**What is required:**
Copy out each line featuring the string "gender" from the entries beneath.

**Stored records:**
"""

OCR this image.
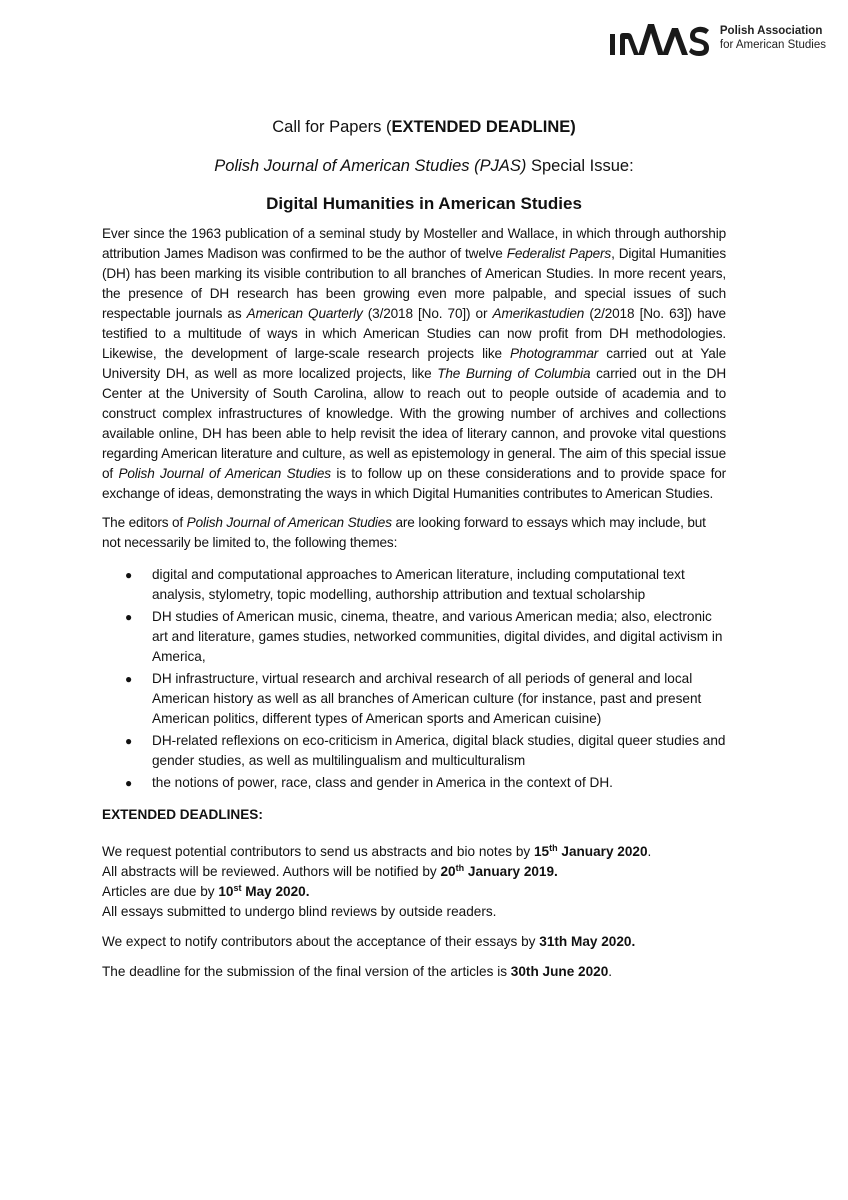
Polish Association
for American Studies

Call for Papers (EXTENDED DEADLINE)

Polish Journal of American Studies (PJAS) Special Issue:

Digital Humanities in American Studies

Ever since the 1963 publication of a seminal study by Mosteller and Wallace, in which through authorship attribution James Madison was confirmed to be the author of twelve Federalist Papers, Digital Humanities (DH) has been marking its visible contribution to all branches of American Studies. In more recent years, the presence of DH research has been growing even more palpable, and special issues of such respectable journals as American Quarterly (3/2018 [No. 70]) or Amerikastudien (2/2018 [No. 63]) have testified to a multitude of ways in which American Studies can now profit from DH methodologies. Likewise, the development of large-scale research projects like Photogrammar carried out at Yale University DH, as well as more localized projects, like The Burning of Columbia carried out in the DH Center at the University of South Carolina, allow to reach out to people outside of academia and to construct complex infrastructures of knowledge. With the growing number of archives and collections available online, DH has been able to help revisit the idea of literary cannon, and provoke vital questions regarding American literature and culture, as well as epistemology in general. The aim of this special issue of Polish Journal of American Studies is to follow up on these considerations and to provide space for exchange of ideas, demonstrating the ways in which Digital Humanities contributes to American Studies.

The editors of Polish Journal of American Studies are looking forward to essays which may include, but not necessarily be limited to, the following themes:

● digital and computational approaches to American literature, including computational text analysis, stylometry, topic modelling, authorship attribution and textual scholarship
● DH studies of American music, cinema, theatre, and various American media; also, electronic art and literature, games studies, networked communities, digital divides, and digital activism in America,
● DH infrastructure, virtual research and archival research of all periods of general and local American history as well as all branches of American culture (for instance, past and present American politics, different types of American sports and American cuisine)
● DH-related reflexions on eco-criticism in America, digital black studies, digital queer studies and gender studies, as well as multilingualism and multiculturalism
● the notions of power, race, class and gender in America in the context of DH.

EXTENDED DEADLINES:

We request potential contributors to send us abstracts and bio notes by 15th January 2020.

All abstracts will be reviewed. Authors will be notified by 20th January 2019.

Articles are due by 10st May 2020.

All essays submitted to undergo blind reviews by outside readers.

We expect to notify contributors about the acceptance of their essays by 31th May 2020.

The deadline for the submission of the final version of the articles is 30th June 2020.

"""

**Task response:**
● DH-related reflexions on eco-criticism in America, digital black studies, digital queer studies and gender studies, as well as multilingualism and multiculturalism
● the notions of power, race, class and gender in America in the context of DH.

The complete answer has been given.